_WRITTEN PROBLEM_. Skip any picture you find and retype all the remaining lines exactly.
::::::
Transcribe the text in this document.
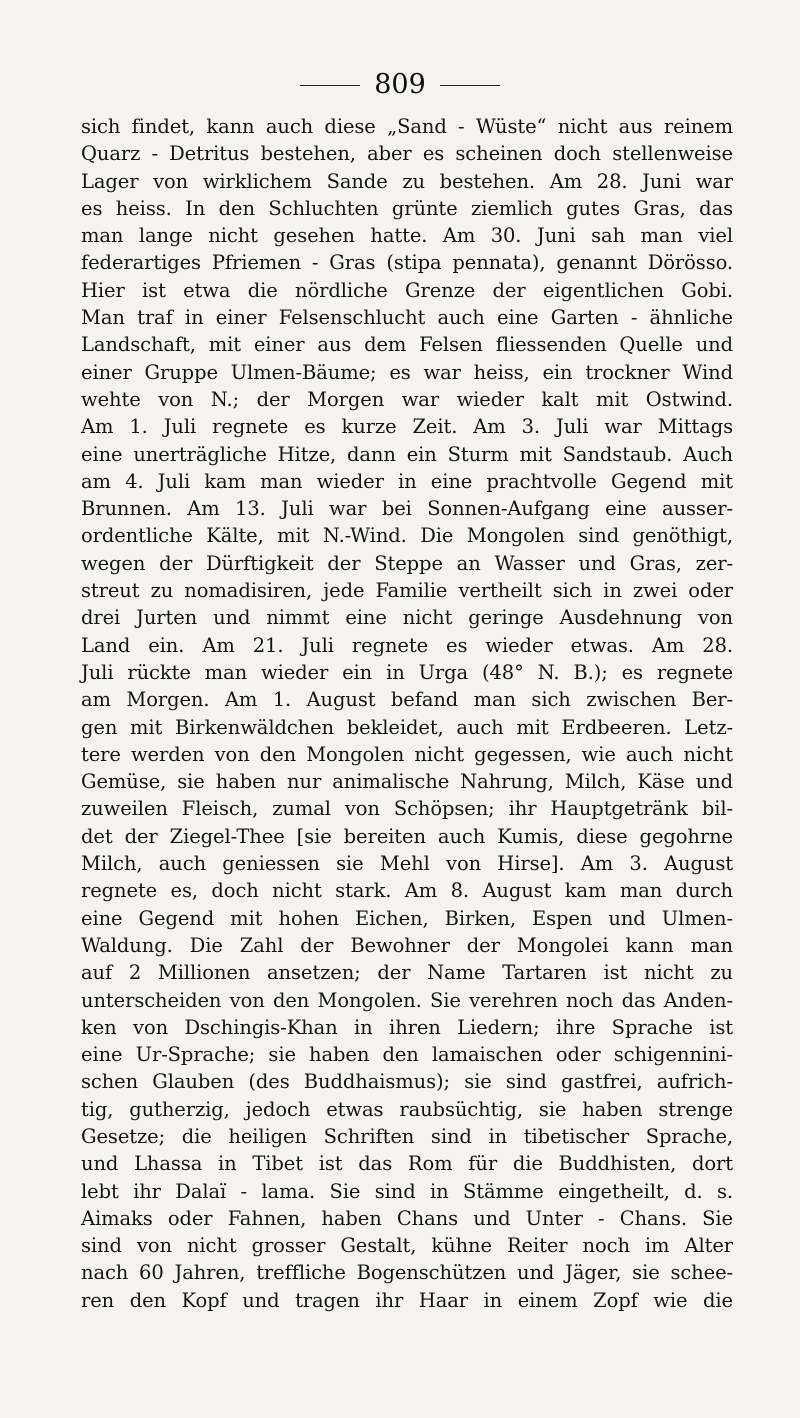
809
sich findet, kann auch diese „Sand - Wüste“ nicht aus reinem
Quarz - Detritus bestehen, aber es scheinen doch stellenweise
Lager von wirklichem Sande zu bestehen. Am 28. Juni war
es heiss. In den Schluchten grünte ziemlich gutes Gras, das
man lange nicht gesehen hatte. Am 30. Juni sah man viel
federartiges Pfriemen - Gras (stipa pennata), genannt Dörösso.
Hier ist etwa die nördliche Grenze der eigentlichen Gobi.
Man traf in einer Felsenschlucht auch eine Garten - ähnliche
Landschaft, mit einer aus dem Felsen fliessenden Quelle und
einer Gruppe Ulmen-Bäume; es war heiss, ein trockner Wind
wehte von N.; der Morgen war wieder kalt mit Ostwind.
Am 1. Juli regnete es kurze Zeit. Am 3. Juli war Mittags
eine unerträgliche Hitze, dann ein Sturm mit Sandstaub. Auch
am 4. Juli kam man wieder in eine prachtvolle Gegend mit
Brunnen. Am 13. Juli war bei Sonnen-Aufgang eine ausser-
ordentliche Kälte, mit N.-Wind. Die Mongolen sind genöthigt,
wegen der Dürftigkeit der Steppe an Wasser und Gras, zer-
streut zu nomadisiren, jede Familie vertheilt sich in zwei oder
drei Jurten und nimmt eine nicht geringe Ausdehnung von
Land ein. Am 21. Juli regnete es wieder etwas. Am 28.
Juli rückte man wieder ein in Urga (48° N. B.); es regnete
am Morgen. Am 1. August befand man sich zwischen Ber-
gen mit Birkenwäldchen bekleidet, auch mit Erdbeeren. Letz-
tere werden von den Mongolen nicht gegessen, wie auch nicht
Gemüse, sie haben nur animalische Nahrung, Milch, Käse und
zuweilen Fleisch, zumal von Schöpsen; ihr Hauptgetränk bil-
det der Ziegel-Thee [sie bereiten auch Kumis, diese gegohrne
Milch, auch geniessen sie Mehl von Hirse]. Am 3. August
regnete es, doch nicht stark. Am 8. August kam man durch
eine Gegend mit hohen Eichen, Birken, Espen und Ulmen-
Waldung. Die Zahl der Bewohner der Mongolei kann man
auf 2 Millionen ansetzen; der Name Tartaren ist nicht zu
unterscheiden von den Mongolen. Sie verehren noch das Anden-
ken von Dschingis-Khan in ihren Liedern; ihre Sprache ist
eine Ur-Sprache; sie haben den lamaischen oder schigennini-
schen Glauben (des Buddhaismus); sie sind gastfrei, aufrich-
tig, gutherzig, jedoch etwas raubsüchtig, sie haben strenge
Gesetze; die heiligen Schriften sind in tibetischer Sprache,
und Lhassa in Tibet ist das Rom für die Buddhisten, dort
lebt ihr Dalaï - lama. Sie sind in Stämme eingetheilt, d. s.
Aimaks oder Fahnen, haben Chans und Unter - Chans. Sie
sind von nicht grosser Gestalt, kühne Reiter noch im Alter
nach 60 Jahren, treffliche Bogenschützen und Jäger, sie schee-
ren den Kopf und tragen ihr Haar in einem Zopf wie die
::::::
_EXERCISE RESULT_.
Transcribe the text in this document.
809
sich findet, kann auch diese „Sand - Wüste“ nicht aus reinem
Quarz - Detritus bestehen, aber es scheinen doch stellenweise
Lager von wirklichem Sande zu bestehen. Am 28. Juni war
es heiss. In den Schluchten grünte ziemlich gutes Gras, das
man lange nicht gesehen hatte. Am 30. Juni sah man viel
federartiges Pfriemen - Gras (stipa pennata), genannt Dörösso.
Hier ist etwa die nördliche Grenze der eigentlichen Gobi.
Man traf in einer Felsenschlucht auch eine Garten - ähnliche
Landschaft, mit einer aus dem Felsen fliessenden Quelle und
einer Gruppe Ulmen-Bäume; es war heiss, ein trockner Wind
wehte von N.; der Morgen war wieder kalt mit Ostwind.
Am 1. Juli regnete es kurze Zeit. Am 3. Juli war Mittags
eine unerträgliche Hitze, dann ein Sturm mit Sandstaub. Auch
am 4. Juli kam man wieder in eine prachtvolle Gegend mit
Brunnen. Am 13. Juli war bei Sonnen-Aufgang eine ausser-
ordentliche Kälte, mit N.-Wind. Die Mongolen sind genöthigt,
wegen der Dürftigkeit der Steppe an Wasser und Gras, zer-
streut zu nomadisiren, jede Familie vertheilt sich in zwei oder
drei Jurten und nimmt eine nicht geringe Ausdehnung von
Land ein. Am 21. Juli regnete es wieder etwas. Am 28.
Juli rückte man wieder ein in Urga (48° N. B.); es regnete
am Morgen. Am 1. August befand man sich zwischen Ber-
gen mit Birkenwäldchen bekleidet, auch mit Erdbeeren. Letz-
tere werden von den Mongolen nicht gegessen, wie auch nicht
Gemüse, sie haben nur animalische Nahrung, Milch, Käse und
zuweilen Fleisch, zumal von Schöpsen; ihr Hauptgetränk bil-
det der Ziegel-Thee [sie bereiten auch Kumis, diese gegohrne
Milch, auch geniessen sie Mehl von Hirse]. Am 3. August
regnete es, doch nicht stark. Am 8. August kam man durch
eine Gegend mit hohen Eichen, Birken, Espen und Ulmen-
Waldung. Die Zahl der Bewohner der Mongolei kann man
auf 2 Millionen ansetzen; der Name Tartaren ist nicht zu
unterscheiden von den Mongolen. Sie verehren noch das Anden-
ken von Dschingis-Khan in ihren Liedern; ihre Sprache ist
eine Ur-Sprache; sie haben den lamaischen oder schigennini-
schen Glauben (des Buddhaismus); sie sind gastfrei, aufrich-
tig, gutherzig, jedoch etwas raubsüchtig, sie haben strenge
Gesetze; die heiligen Schriften sind in tibetischer Sprache,
und Lhassa in Tibet ist das Rom für die Buddhisten, dort
lebt ihr Dalaï - lama. Sie sind in Stämme eingetheilt, d. s.
Aimaks oder Fahnen, haben Chans und Unter - Chans. Sie
sind von nicht grosser Gestalt, kühne Reiter noch im Alter
nach 60 Jahren, treffliche Bogenschützen und Jäger, sie schee-
ren den Kopf und tragen ihr Haar in einem Zopf wie die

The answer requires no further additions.